== Material for this task ==
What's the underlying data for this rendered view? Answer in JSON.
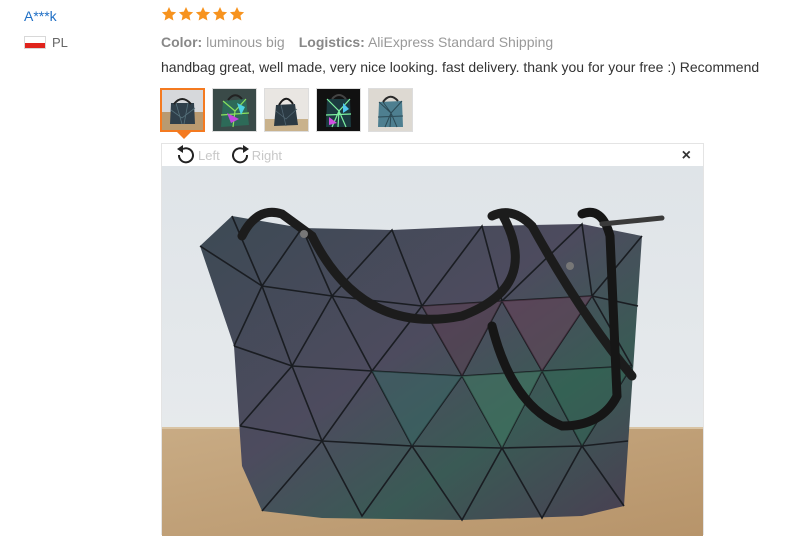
{
  "reviewer": {
    "name": "A***k",
    "country": "PL"
  },
  "review": {
    "rating": 5,
    "color_label": "Color:",
    "color_value": "luminous big",
    "logistics_label": "Logistics:",
    "logistics_value": "AliExpress Standard Shipping",
    "text": "handbag great, well made, very nice looking. fast delivery. thank you for your free :) Recommend"
  },
  "viewer": {
    "left_label": "Left",
    "right_label": "Right",
    "close_glyph": "×"
  },
  "colors": {
    "star": "#f7931e",
    "accent": "#f47a20",
    "link": "#1f6fc5",
    "flag_red": "#e0241c"
  }
}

== Exercise details ==
Return each line exactly as written. Any picture gets left out.

== Response to this task ==
What's the underlying data for this rendered view? Answer in JSON.
{
  "reviewer": {
    "name": "A***k",
    "country": "PL"
  },
  "review": {
    "rating": 5,
    "color_label": "Color:",
    "color_value": "luminous big",
    "logistics_label": "Logistics:",
    "logistics_value": "AliExpress Standard Shipping",
    "text": "handbag great, well made, very nice looking. fast delivery. thank you for your free :) Recommend"
  },
  "viewer": {
    "left_label": "Left",
    "right_label": "Right",
    "close_glyph": "×"
  },
  "colors": {
    "star": "#f7931e",
    "accent": "#f47a20",
    "link": "#1f6fc5",
    "flag_red": "#e0241c"
  }
}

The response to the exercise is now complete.